**INSTRUCTION**
Tally the lines in these records that hold the string "screenshot", and reply with the number alone.
-=-=-
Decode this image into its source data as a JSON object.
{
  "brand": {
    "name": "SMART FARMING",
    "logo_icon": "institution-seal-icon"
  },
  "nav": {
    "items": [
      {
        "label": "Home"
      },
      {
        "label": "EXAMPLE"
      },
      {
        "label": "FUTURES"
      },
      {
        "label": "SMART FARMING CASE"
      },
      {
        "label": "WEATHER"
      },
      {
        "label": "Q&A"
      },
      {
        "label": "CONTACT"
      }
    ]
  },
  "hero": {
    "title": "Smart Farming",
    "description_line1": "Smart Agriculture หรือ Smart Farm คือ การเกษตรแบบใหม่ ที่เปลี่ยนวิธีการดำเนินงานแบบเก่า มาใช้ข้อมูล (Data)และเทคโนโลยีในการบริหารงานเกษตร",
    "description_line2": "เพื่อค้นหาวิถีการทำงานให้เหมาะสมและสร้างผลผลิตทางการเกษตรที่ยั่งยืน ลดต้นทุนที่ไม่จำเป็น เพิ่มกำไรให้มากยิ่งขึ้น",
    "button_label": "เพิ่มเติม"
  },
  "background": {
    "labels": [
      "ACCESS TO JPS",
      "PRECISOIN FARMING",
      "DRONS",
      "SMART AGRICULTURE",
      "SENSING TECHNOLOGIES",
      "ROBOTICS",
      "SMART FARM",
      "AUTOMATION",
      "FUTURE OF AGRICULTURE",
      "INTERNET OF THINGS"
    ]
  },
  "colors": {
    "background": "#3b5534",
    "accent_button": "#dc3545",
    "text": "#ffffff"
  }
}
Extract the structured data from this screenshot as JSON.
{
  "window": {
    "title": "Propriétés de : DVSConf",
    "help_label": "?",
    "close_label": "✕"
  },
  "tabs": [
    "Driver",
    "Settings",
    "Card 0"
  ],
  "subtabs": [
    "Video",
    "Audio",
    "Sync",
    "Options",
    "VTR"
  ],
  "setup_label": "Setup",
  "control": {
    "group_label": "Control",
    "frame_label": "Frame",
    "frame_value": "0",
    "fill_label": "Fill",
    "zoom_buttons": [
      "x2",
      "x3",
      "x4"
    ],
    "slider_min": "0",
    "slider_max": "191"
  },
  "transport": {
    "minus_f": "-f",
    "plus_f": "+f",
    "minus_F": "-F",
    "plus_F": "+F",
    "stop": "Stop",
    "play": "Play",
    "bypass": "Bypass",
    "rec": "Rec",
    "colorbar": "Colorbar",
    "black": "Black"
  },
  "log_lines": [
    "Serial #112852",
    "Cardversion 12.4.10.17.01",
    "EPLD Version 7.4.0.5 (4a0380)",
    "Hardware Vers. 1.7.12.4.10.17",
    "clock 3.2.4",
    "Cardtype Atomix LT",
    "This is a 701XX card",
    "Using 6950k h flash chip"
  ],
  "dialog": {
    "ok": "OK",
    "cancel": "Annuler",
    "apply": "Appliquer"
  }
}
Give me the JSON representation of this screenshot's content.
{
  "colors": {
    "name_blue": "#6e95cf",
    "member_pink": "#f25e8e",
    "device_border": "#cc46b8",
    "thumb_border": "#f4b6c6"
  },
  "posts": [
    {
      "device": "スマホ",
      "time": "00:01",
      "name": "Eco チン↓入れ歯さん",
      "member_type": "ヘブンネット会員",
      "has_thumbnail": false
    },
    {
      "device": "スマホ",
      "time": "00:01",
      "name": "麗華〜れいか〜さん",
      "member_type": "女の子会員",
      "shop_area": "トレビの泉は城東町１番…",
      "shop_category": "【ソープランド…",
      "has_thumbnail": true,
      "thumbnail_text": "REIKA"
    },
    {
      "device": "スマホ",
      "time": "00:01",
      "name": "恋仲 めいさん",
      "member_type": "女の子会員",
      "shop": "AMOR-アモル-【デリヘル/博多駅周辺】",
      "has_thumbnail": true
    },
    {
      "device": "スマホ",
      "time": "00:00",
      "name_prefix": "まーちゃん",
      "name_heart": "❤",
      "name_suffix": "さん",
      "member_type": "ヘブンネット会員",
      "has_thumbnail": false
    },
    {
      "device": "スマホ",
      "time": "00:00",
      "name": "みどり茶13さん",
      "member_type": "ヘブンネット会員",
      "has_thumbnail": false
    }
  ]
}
-=-=-
**RESULT OF THE EXERCISE**
2